## start SUPPLIED RECORDS
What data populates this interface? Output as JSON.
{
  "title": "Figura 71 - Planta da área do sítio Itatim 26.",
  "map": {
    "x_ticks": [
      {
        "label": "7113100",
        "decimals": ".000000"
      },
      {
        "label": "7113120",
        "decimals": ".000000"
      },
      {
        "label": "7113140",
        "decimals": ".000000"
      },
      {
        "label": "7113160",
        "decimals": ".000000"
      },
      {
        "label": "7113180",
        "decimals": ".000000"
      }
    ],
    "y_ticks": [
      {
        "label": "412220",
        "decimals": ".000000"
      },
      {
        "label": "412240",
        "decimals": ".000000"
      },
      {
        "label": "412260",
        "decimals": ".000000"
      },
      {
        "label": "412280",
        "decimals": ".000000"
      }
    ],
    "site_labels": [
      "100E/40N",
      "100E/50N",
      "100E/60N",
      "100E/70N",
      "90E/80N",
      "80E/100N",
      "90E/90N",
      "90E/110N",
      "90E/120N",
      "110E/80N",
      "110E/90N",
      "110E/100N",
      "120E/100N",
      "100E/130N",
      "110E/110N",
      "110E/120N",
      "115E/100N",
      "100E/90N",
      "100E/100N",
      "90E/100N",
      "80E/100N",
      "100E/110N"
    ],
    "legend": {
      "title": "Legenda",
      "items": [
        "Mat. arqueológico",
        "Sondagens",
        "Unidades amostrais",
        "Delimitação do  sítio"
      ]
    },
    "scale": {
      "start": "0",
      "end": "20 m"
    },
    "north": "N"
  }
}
## end SUPPLIED RECORDS
EXERCISE AIM → Quote each line above in full, word for word.

CORRECT RESULT →
What data populates this interface? Output as JSON.
{
  "title": "Figura 71 - Planta da área do sítio Itatim 26.",
  "map": {
    "x_ticks": [
      {
        "label": "7113100",
        "decimals": ".000000"
      },
      {
        "label": "7113120",
        "decimals": ".000000"
      },
      {
        "label": "7113140",
        "decimals": ".000000"
      },
      {
        "label": "7113160",
        "decimals": ".000000"
      },
      {
        "label": "7113180",
        "decimals": ".000000"
      }
    ],
    "y_ticks": [
      {
        "label": "412220",
        "decimals": ".000000"
      },
      {
        "label": "412240",
        "decimals": ".000000"
      },
      {
        "label": "412260",
        "decimals": ".000000"
      },
      {
        "label": "412280",
        "decimals": ".000000"
      }
    ],
    "site_labels": [
      "100E/40N",
      "100E/50N",
      "100E/60N",
      "100E/70N",
      "90E/80N",
      "80E/100N",
      "90E/90N",
      "90E/110N",
      "90E/120N",
      "110E/80N",
      "110E/90N",
      "110E/100N",
      "120E/100N",
      "100E/130N",
      "110E/110N",
      "110E/120N",
      "115E/100N",
      "100E/90N",
      "100E/100N",
      "90E/100N",
      "80E/100N",
      "100E/110N"
    ],
    "legend": {
      "title": "Legenda",
      "items": [
        "Mat. arqueológico",
        "Sondagens",
        "Unidades amostrais",
        "Delimitação do  sítio"
      ]
    },
    "scale": {
      "start": "0",
      "end": "20 m"
    },
    "north": "N"
  }
}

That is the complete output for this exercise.